Records from a data collection
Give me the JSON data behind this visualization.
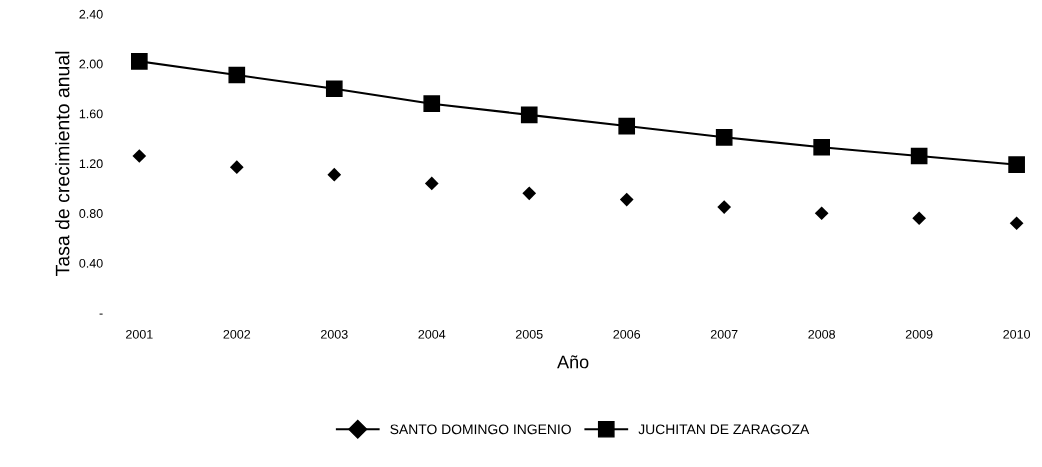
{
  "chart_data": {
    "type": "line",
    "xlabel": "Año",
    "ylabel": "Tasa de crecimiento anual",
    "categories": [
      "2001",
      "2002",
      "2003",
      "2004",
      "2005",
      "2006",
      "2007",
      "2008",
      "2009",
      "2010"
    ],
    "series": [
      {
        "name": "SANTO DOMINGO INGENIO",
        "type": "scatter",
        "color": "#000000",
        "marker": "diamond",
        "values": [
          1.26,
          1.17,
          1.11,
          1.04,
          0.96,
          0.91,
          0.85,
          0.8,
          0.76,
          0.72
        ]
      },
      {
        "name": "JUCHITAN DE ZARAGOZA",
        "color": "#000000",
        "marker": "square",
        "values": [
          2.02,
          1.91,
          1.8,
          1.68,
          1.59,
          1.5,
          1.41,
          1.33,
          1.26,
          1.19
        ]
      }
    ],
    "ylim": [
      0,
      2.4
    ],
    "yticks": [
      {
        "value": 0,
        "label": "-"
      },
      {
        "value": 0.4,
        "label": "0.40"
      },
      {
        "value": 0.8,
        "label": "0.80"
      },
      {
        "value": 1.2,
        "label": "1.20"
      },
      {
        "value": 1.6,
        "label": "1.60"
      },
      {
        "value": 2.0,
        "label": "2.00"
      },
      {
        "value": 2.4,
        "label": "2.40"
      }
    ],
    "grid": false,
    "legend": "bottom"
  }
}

* * *

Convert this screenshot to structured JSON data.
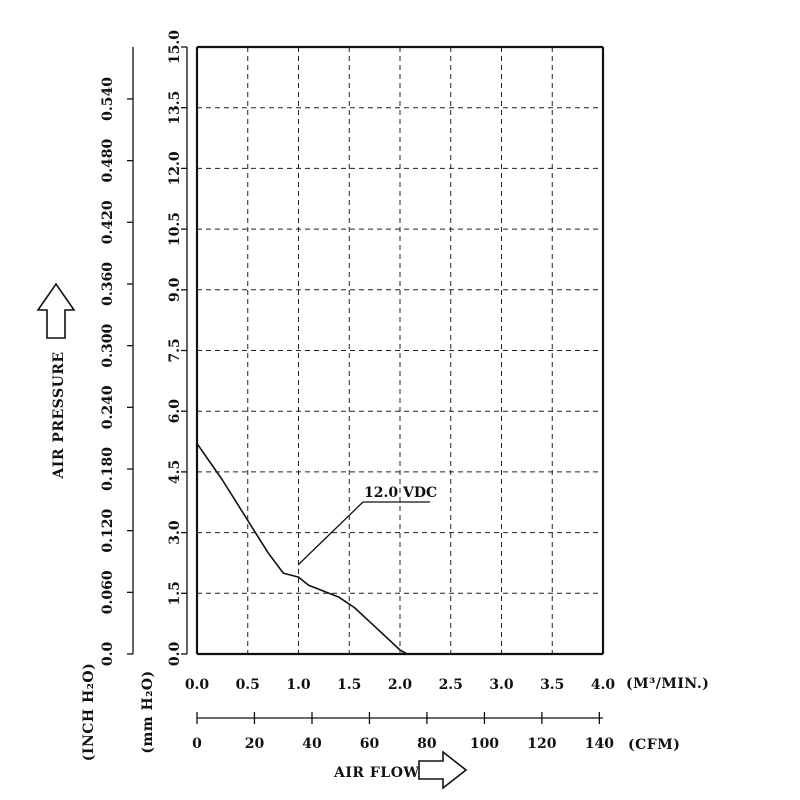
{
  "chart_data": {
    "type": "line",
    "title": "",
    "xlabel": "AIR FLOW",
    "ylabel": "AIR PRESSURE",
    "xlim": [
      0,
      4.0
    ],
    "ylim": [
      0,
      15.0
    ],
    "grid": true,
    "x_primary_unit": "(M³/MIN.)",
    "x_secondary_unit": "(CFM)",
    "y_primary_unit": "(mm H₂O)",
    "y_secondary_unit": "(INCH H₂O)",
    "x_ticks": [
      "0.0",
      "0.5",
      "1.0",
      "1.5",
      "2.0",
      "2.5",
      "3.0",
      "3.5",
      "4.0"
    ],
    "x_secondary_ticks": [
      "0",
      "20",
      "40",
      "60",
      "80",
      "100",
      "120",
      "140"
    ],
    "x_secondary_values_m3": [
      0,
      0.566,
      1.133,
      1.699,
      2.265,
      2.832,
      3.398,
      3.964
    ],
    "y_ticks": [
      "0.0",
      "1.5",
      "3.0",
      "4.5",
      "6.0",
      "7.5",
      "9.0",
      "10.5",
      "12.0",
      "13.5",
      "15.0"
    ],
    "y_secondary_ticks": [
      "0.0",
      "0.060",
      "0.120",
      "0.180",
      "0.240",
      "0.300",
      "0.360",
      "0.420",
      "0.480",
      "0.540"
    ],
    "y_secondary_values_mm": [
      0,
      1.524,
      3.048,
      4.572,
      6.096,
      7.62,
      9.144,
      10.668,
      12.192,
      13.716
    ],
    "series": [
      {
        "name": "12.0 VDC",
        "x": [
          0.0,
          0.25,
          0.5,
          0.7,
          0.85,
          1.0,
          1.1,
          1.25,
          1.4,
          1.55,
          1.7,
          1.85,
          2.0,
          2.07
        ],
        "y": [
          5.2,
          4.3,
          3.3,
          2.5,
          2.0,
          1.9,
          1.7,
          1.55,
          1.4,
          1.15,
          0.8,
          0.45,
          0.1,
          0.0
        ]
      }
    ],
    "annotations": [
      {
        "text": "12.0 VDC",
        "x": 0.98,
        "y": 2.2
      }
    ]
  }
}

- [Instruction] Count how many lines hold the string "name" and give that number alone.

- [Solution for this problem] 3